Instruction 1:
Reproduce the rows unchanged, from the row containing "data-label: 52: [805, 271, 859, 329]" through the row containing "data-label: 41: [461, 455, 516, 513]", both included.

Provided text:
--- START ---

# Congrats to Sonny Granger on a great Buck!! But whats missing?



## TSpecks (Oct 3, 2007)

I got a chance to hunting with great friends this weekend in Elba Alabama. Dusty shot a doe Saturday morning and Sonny killed this absolutely awesome buck Sunday afternoon at 4:30pm. The only thing is there is something missing in the second pic.


----------



## FrankwT (Jul 25, 2010)

hmmmm, cheated on his wife? or Lorena Bobbit was hunting him before you?


----------



## FLbeachbum (Jul 17, 2008)

What the hell??


----------



## Captain DP (Oct 3, 2007)

*No Nuts!*

It was crazy lookin. No scars or anything.


----------



## Captain DP (Oct 3, 2007)

*closer look.*


----------



## Try'n Hard (Oct 23, 2008)

Nice - Wife musta talked him into it


----------



## K-Bill (May 14, 2009)

that's why the say "anterled deer" right?

congrats to him on a great anterled deer!


----------



## 706Z (Mar 30, 2011)

Congrats on a great(differant) deer.Dang!


----------



## saltgrass (Sep 1, 2008)

Congrats on a great one


----------



## drifterfisher (Oct 9, 2009)

--- END ---

Image layout annotations
--- START ---

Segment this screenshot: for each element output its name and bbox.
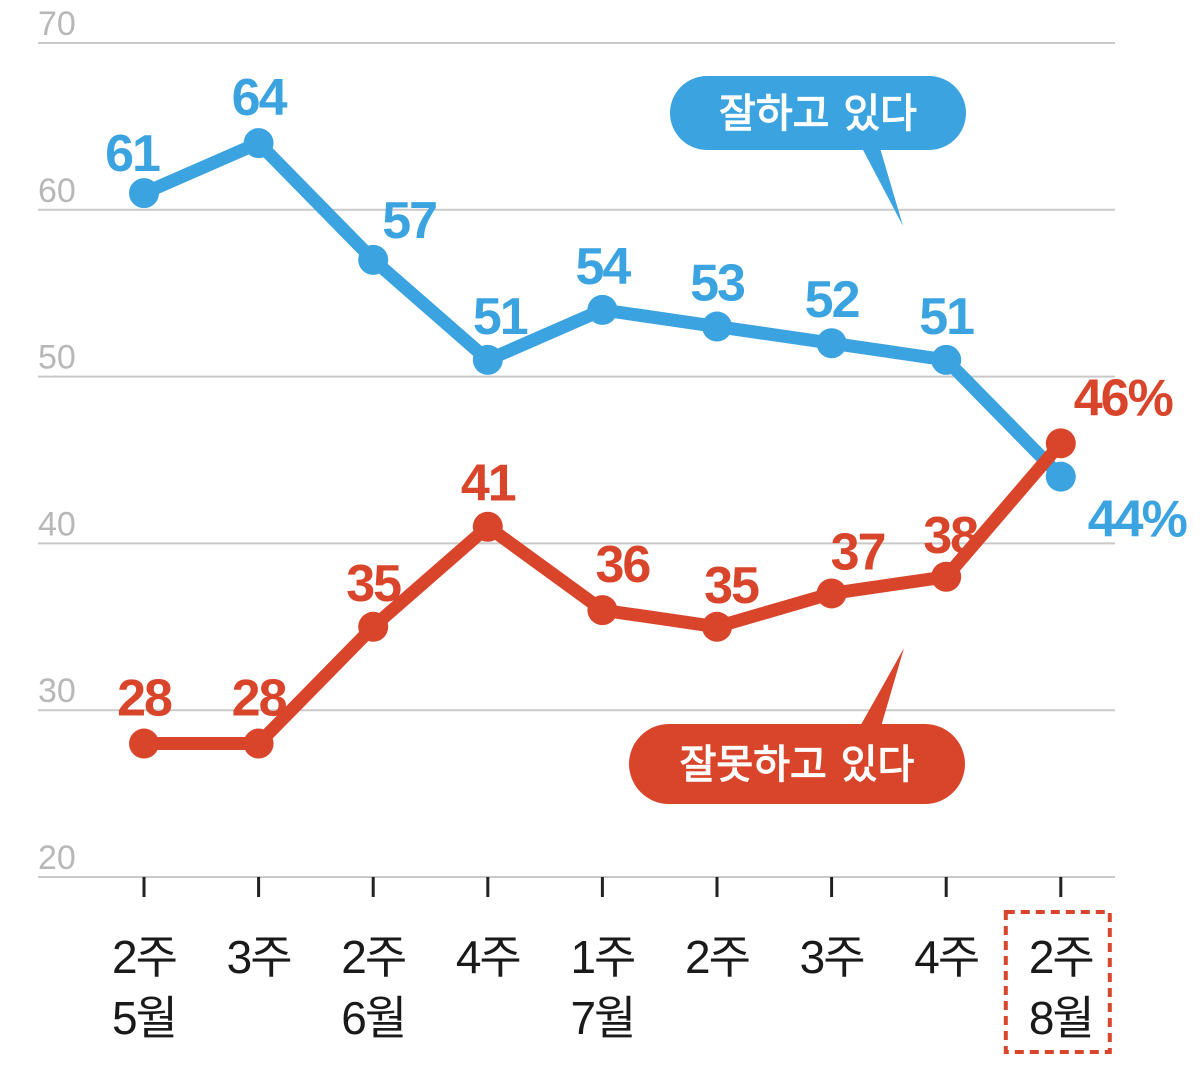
data-label: 52: [805, 271, 859, 329]
y-tick-label: 20: [38, 839, 76, 877]
data-label: 51: [473, 288, 528, 346]
data-point: [358, 611, 389, 642]
data-point: [1045, 461, 1076, 492]
legend-bubble: [629, 724, 965, 804]
data-point: [243, 728, 274, 759]
data-point: [702, 611, 732, 642]
data-label: 28: [117, 670, 172, 728]
legend-label: 잘못하고 있다: [680, 742, 915, 788]
data-label: 35: [346, 555, 401, 613]
x-tick-label-month: 6월: [341, 992, 405, 1044]
x-tick-label-month: 7월: [570, 992, 634, 1044]
data-point: [472, 344, 503, 375]
series-group: [129, 128, 1076, 759]
data-point: [816, 578, 847, 609]
data-label: 41: [461, 455, 516, 513]
data-label: 36: [595, 536, 650, 594]
bubble-tail: [862, 148, 903, 226]
y-tick-label: 40: [38, 505, 76, 543]
data-point: [931, 344, 962, 375]
x-tick-label-week: 2주: [341, 931, 405, 983]
x-tick-label-week: 4주: [914, 931, 978, 983]
data-point: [816, 328, 847, 359]
legend-label: 잘하고 있다: [719, 91, 917, 137]
data-label: 51: [919, 288, 974, 346]
x-tick-label-week: 3주: [800, 931, 864, 983]
data-label: 61: [105, 125, 160, 183]
data-point: [1045, 428, 1076, 459]
grid: 70 60 50 40 30 20: [38, 5, 1115, 878]
data-label: 28: [232, 670, 287, 728]
x-tick-label-week: 4주: [456, 931, 520, 983]
data-point: [243, 128, 274, 159]
legend-bubble: [670, 76, 966, 150]
x-tick-label-month: 5월: [112, 992, 176, 1044]
x-tick-label-month: 8월: [1029, 992, 1093, 1044]
y-tick-label: 50: [38, 339, 76, 377]
data-point: [931, 561, 962, 592]
x-tick-label-week: 2주: [1029, 931, 1093, 983]
data-label: 35: [704, 557, 759, 615]
data-point: [587, 294, 618, 325]
bubble-tail: [858, 648, 904, 730]
data-point: [358, 244, 389, 275]
data-point: [702, 311, 732, 342]
data-point: [129, 728, 159, 759]
x-tick-label-week: 1주: [570, 931, 634, 983]
y-tick-label: 30: [38, 672, 76, 710]
data-label: 38: [923, 507, 978, 565]
y-tick-label: 70: [38, 5, 76, 43]
data-label: 64: [232, 69, 288, 127]
x-tick-label-week: 2주: [685, 931, 749, 983]
data-point: [587, 595, 618, 626]
data-label: 37: [831, 523, 885, 581]
data-label: 44%: [1088, 491, 1187, 549]
data-label: 57: [382, 192, 436, 250]
highlight-box: [1003, 910, 1112, 1054]
y-tick-label: 60: [38, 172, 76, 210]
x-tick-label-week: 2주: [112, 931, 176, 983]
x-axis: 2주 5월 3주 2주 6월 4주 1주 7월 2주 3주 4주 2주 8월: [112, 877, 1112, 1054]
data-point: [129, 178, 159, 209]
data-labels: 61 64 57 51 54 53 52 51 44% 28 28 35 41 36 35 37 38 46%: [105, 69, 1189, 728]
data-label: 54: [575, 238, 631, 296]
data-label: 53: [690, 255, 745, 313]
x-tick-label-week: 3주: [227, 931, 291, 983]
data-label: 46%: [1074, 369, 1173, 427]
data-point: [472, 511, 503, 542]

--- END ---

Instruction 2:
Answer these questions about the hunting thread:
(a) In what town did the weekend hunt take place?
(b) What animal did Dusty shoot, and on which morning?
(c) According to Captain DP, what marks were seen where the buck's missing parts should have been?

Task solution 1:
data-label: 52: [805, 271, 859, 329]
y-tick-label: 20: [38, 839, 76, 877]
data-label: 51: [473, 288, 528, 346]
data-point: [358, 611, 389, 642]
data-point: [1045, 461, 1076, 492]
legend-bubble: [629, 724, 965, 804]
data-point: [243, 728, 274, 759]
data-point: [702, 611, 732, 642]
data-label: 28: [117, 670, 172, 728]
legend-label: 잘못하고 있다: [680, 742, 915, 788]
data-label: 35: [346, 555, 401, 613]
x-tick-label-month: 6월: [341, 992, 405, 1044]
x-tick-label-month: 7월: [570, 992, 634, 1044]
data-point: [472, 344, 503, 375]
series-group: [129, 128, 1076, 759]
data-point: [816, 578, 847, 609]
data-label: 41: [461, 455, 516, 513]

Task solution 2:
(a) Elba, Alabama.
(b) A doe, on Saturday morning.
(c) None; there were no scars or anything.